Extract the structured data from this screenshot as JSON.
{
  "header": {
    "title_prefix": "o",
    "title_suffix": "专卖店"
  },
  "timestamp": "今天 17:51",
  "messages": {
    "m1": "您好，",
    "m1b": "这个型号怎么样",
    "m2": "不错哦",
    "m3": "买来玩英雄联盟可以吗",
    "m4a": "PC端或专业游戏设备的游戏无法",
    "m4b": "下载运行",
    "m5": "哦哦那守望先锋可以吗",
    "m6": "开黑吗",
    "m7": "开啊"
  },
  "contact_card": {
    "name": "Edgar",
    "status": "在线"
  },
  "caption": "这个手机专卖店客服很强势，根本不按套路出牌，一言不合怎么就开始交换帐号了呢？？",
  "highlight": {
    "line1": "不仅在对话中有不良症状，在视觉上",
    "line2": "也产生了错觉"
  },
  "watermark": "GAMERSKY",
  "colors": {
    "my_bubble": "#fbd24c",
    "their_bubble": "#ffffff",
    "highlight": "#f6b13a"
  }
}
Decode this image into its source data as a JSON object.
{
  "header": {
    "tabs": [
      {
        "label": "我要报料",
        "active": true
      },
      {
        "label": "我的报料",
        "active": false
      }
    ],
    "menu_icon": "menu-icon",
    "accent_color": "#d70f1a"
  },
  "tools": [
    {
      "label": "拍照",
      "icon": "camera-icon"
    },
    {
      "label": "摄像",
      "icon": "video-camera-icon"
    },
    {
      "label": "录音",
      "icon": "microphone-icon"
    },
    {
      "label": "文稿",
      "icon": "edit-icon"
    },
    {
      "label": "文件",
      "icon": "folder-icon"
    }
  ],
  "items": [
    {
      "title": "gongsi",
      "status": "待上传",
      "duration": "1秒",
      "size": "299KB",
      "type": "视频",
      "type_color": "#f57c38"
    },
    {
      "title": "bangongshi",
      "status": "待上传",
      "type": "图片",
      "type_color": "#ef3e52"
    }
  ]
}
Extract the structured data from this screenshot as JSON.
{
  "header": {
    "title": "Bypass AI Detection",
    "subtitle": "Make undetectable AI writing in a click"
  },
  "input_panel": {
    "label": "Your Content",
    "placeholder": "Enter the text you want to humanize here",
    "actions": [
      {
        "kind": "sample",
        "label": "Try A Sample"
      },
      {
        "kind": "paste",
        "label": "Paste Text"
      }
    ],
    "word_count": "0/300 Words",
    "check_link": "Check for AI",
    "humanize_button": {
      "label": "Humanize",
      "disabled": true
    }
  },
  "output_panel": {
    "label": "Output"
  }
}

* [Written problem]
Write the complete data out, exactly as above.

* [Output for this task]
Extract the structured data from this screenshot as JSON.
{
  "header": {
    "title_prefix": "o",
    "title_suffix": "专卖店"
  },
  "timestamp": "今天 17:51",
  "messages": {
    "m1": "您好，",
    "m1b": "这个型号怎么样",
    "m2": "不错哦",
    "m3": "买来玩英雄联盟可以吗",
    "m4a": "PC端或专业游戏设备的游戏无法",
    "m4b": "下载运行",
    "m5": "哦哦那守望先锋可以吗",
    "m6": "开黑吗",
    "m7": "开啊"
  },
  "contact_card": {
    "name": "Edgar",
    "status": "在线"
  },
  "caption": "这个手机专卖店客服很强势，根本不按套路出牌，一言不合怎么就开始交换帐号了呢？？",
  "highlight": {
    "line1": "不仅在对话中有不良症状，在视觉上",
    "line2": "也产生了错觉"
  },
  "watermark": "GAMERSKY",
  "colors": {
    "my_bubble": "#fbd24c",
    "their_bubble": "#ffffff",
    "highlight": "#f6b13a"
  }
}
Decode this image into its source data as a JSON object.
{
  "header": {
    "tabs": [
      {
        "label": "我要报料",
        "active": true
      },
      {
        "label": "我的报料",
        "active": false
      }
    ],
    "menu_icon": "menu-icon",
    "accent_color": "#d70f1a"
  },
  "tools": [
    {
      "label": "拍照",
      "icon": "camera-icon"
    },
    {
      "label": "摄像",
      "icon": "video-camera-icon"
    },
    {
      "label": "录音",
      "icon": "microphone-icon"
    },
    {
      "label": "文稿",
      "icon": "edit-icon"
    },
    {
      "label": "文件",
      "icon": "folder-icon"
    }
  ],
  "items": [
    {
      "title": "gongsi",
      "status": "待上传",
      "duration": "1秒",
      "size": "299KB",
      "type": "视频",
      "type_color": "#f57c38"
    },
    {
      "title": "bangongshi",
      "status": "待上传",
      "type": "图片",
      "type_color": "#ef3e52"
    }
  ]
}
Extract the structured data from this screenshot as JSON.
{
  "header": {
    "title": "Bypass AI Detection",
    "subtitle": "Make undetectable AI writing in a click"
  },
  "input_panel": {
    "label": "Your Content",
    "placeholder": "Enter the text you want to humanize here",
    "actions": [
      {
        "kind": "sample",
        "label": "Try A Sample"
      },
      {
        "kind": "paste",
        "label": "Paste Text"
      }
    ],
    "word_count": "0/300 Words",
    "check_link": "Check for AI",
    "humanize_button": {
      "label": "Humanize",
      "disabled": true
    }
  },
  "output_panel": {
    "label": "Output"
  }
}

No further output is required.